## Data provided
+ + + + + + +
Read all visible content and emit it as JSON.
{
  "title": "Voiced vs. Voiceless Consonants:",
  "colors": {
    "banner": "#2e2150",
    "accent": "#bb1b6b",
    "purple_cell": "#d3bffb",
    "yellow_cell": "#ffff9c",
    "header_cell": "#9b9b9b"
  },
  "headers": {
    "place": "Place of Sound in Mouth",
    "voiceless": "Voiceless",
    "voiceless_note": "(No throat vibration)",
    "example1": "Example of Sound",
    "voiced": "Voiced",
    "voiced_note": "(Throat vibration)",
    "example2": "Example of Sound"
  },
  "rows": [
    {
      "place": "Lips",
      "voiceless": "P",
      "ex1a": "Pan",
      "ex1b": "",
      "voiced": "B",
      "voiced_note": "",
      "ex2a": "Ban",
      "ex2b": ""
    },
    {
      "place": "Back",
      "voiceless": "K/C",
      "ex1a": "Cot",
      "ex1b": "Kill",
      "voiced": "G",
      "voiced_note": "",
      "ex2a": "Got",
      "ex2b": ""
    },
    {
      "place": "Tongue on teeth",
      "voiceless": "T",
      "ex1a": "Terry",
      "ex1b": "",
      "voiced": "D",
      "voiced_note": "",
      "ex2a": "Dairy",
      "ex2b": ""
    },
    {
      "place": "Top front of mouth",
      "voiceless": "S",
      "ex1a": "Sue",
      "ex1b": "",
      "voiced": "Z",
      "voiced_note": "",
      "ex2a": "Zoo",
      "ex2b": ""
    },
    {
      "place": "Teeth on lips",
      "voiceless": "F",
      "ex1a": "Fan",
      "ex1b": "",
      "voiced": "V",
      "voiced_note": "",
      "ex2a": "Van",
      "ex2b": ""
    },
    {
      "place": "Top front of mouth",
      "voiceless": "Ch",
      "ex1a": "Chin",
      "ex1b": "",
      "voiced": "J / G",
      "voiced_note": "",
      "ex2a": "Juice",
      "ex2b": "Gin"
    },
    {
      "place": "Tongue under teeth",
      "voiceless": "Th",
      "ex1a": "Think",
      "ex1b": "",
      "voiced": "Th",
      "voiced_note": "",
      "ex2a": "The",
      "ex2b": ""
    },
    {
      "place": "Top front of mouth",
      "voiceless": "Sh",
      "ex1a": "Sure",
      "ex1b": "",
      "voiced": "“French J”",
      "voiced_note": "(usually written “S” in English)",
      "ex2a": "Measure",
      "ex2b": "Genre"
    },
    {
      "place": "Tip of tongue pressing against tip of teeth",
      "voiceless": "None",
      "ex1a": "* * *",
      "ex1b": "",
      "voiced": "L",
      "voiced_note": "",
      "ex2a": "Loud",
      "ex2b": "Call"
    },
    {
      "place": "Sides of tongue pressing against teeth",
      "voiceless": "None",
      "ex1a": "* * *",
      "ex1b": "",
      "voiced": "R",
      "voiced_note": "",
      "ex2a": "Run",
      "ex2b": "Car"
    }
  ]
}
+ + + + + + +
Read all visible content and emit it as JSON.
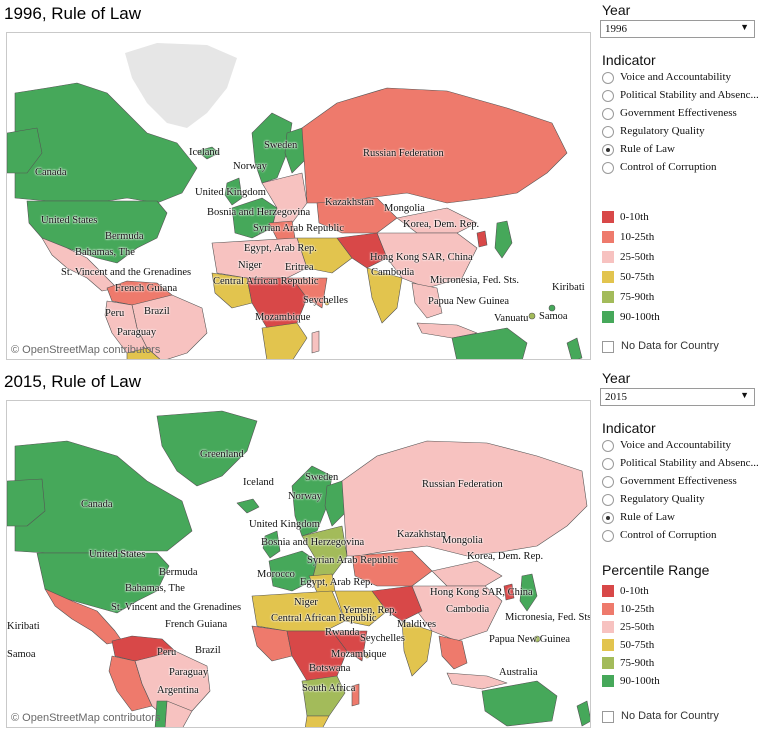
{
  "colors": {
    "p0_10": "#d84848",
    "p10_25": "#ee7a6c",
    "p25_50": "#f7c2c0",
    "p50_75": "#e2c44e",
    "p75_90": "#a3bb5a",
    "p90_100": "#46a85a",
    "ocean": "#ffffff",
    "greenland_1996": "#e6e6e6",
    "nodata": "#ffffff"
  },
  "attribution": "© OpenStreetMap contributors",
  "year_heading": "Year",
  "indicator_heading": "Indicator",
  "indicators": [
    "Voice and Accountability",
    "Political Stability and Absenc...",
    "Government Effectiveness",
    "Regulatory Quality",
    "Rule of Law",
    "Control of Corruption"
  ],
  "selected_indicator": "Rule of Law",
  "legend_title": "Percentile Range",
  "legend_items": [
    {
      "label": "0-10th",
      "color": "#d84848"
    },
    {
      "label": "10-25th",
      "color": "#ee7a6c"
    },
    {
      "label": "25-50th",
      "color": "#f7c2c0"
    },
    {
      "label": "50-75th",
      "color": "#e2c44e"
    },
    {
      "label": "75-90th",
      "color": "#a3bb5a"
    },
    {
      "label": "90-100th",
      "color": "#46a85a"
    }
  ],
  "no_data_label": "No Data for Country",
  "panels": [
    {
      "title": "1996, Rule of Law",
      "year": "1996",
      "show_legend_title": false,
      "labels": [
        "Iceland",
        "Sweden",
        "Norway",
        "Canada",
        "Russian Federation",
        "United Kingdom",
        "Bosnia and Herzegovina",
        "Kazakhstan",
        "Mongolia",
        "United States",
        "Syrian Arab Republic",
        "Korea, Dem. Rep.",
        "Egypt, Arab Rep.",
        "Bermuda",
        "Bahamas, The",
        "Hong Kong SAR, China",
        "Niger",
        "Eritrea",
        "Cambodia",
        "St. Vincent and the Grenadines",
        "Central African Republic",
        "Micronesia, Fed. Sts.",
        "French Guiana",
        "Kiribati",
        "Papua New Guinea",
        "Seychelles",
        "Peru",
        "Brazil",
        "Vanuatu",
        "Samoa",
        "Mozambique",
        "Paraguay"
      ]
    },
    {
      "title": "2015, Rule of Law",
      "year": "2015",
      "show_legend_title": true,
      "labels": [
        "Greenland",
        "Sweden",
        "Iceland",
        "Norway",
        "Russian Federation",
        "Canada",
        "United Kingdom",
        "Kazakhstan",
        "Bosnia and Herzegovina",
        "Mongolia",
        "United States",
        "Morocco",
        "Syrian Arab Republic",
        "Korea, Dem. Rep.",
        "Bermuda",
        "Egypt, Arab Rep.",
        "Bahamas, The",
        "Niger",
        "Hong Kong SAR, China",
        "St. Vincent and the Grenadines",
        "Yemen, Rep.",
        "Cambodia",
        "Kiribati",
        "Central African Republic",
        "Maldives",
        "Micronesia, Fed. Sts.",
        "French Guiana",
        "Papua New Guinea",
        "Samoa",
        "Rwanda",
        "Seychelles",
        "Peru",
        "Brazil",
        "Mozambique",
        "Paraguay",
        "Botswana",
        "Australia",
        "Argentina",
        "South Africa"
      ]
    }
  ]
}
+ + + + + + +
## What the exercise asks
Copy all lines from the material that include "pressing".

## Complete output
      "place": "Tip of tongue pressing against tip of teeth",
      "place": "Sides of tongue pressing against teeth",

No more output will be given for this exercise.